Produce an exact copy of all the data below, dropping every image.

__Stored data entries__
-- start --

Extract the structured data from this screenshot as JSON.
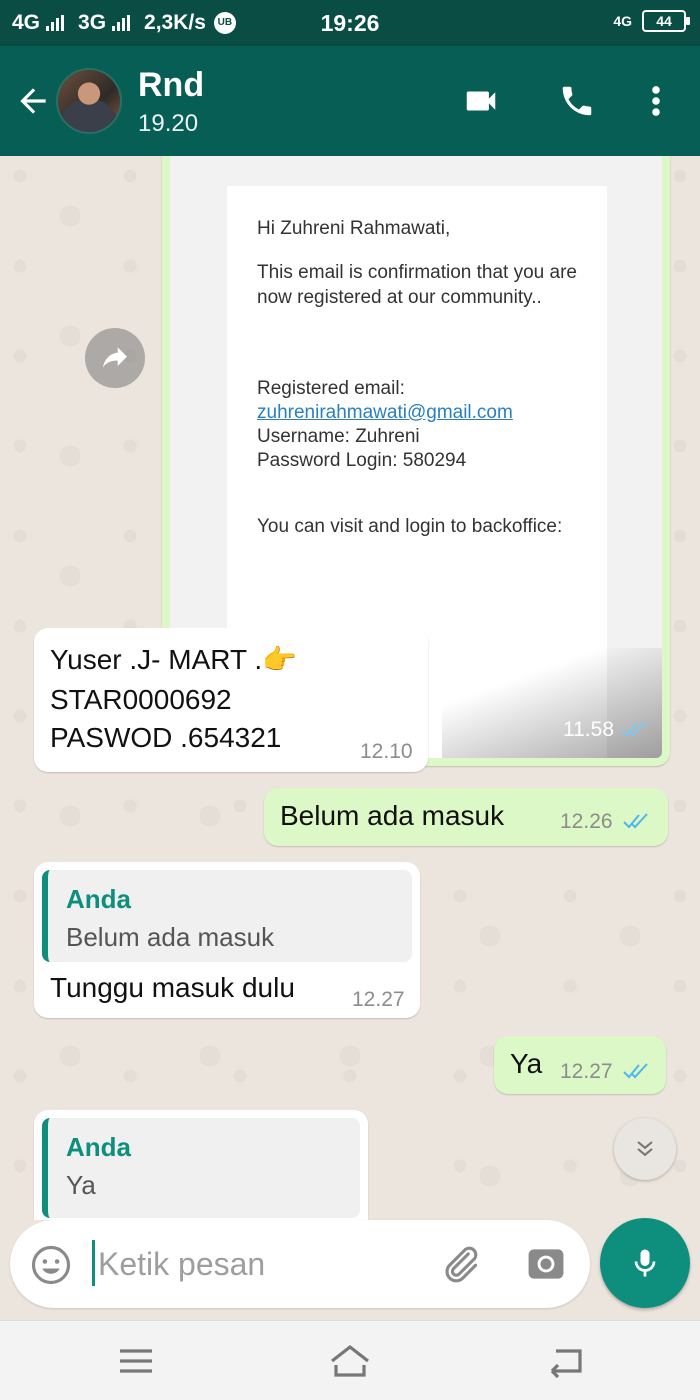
{
  "status_bar": {
    "network1": "4G",
    "network2": "3G",
    "speed": "2,3K/s",
    "badge": "UB",
    "time": "19:26",
    "right_net": "4G",
    "battery": "44"
  },
  "header": {
    "contact_name": "Rnd",
    "subtitle": "19.20",
    "accent": "#075e54"
  },
  "image_message": {
    "email_greeting": "Hi Zuhreni Rahmawati,",
    "email_body": "This email is confirmation that you are now registered at our community..",
    "registered_email_label": "Registered email:",
    "registered_email": "zuhrenirahmawati@gmail.com",
    "username_line": "Username: Zuhreni",
    "password_line": "Password Login: 580294",
    "visit_line": "You can visit and login to backoffice:",
    "time": "11.58"
  },
  "messages": [
    {
      "direction": "in",
      "lines": [
        "Yuser .J- MART .👉",
        "STAR0000692",
        "PASWOD .654321"
      ],
      "time": "12.10"
    },
    {
      "direction": "out",
      "text": "Belum  ada  masuk",
      "time": "12.26"
    },
    {
      "direction": "in",
      "quote_author": "Anda",
      "quote_text": "Belum  ada  masuk",
      "text": "Tunggu masuk dulu",
      "time": "12.27"
    },
    {
      "direction": "out",
      "text": "Ya",
      "time": "12.27"
    },
    {
      "direction": "in",
      "quote_author": "Anda",
      "quote_text": "Ya"
    }
  ],
  "input": {
    "placeholder": "Ketik pesan"
  },
  "colors": {
    "outgoing_bubble": "#dcf8c6",
    "incoming_bubble": "#ffffff",
    "read_ticks": "#4fb6ec",
    "quote_accent": "#0e8f7e"
  }
}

-- end --

__REPLY TO THE EXERCISE__
Extract the structured data from this screenshot as JSON.
{
  "status_bar": {
    "network1": "4G",
    "network2": "3G",
    "speed": "2,3K/s",
    "badge": "UB",
    "time": "19:26",
    "right_net": "4G",
    "battery": "44"
  },
  "header": {
    "contact_name": "Rnd",
    "subtitle": "19.20",
    "accent": "#075e54"
  },
  "image_message": {
    "email_greeting": "Hi Zuhreni Rahmawati,",
    "email_body": "This email is confirmation that you are now registered at our community..",
    "registered_email_label": "Registered email:",
    "registered_email": "zuhrenirahmawati@gmail.com",
    "username_line": "Username: Zuhreni",
    "password_line": "Password Login: 580294",
    "visit_line": "You can visit and login to backoffice:",
    "time": "11.58"
  },
  "messages": [
    {
      "direction": "in",
      "lines": [
        "Yuser .J- MART .👉",
        "STAR0000692",
        "PASWOD .654321"
      ],
      "time": "12.10"
    },
    {
      "direction": "out",
      "text": "Belum  ada  masuk",
      "time": "12.26"
    },
    {
      "direction": "in",
      "quote_author": "Anda",
      "quote_text": "Belum  ada  masuk",
      "text": "Tunggu masuk dulu",
      "time": "12.27"
    },
    {
      "direction": "out",
      "text": "Ya",
      "time": "12.27"
    },
    {
      "direction": "in",
      "quote_author": "Anda",
      "quote_text": "Ya"
    }
  ],
  "input": {
    "placeholder": "Ketik pesan"
  },
  "colors": {
    "outgoing_bubble": "#dcf8c6",
    "incoming_bubble": "#ffffff",
    "read_ticks": "#4fb6ec",
    "quote_accent": "#0e8f7e"
  }
}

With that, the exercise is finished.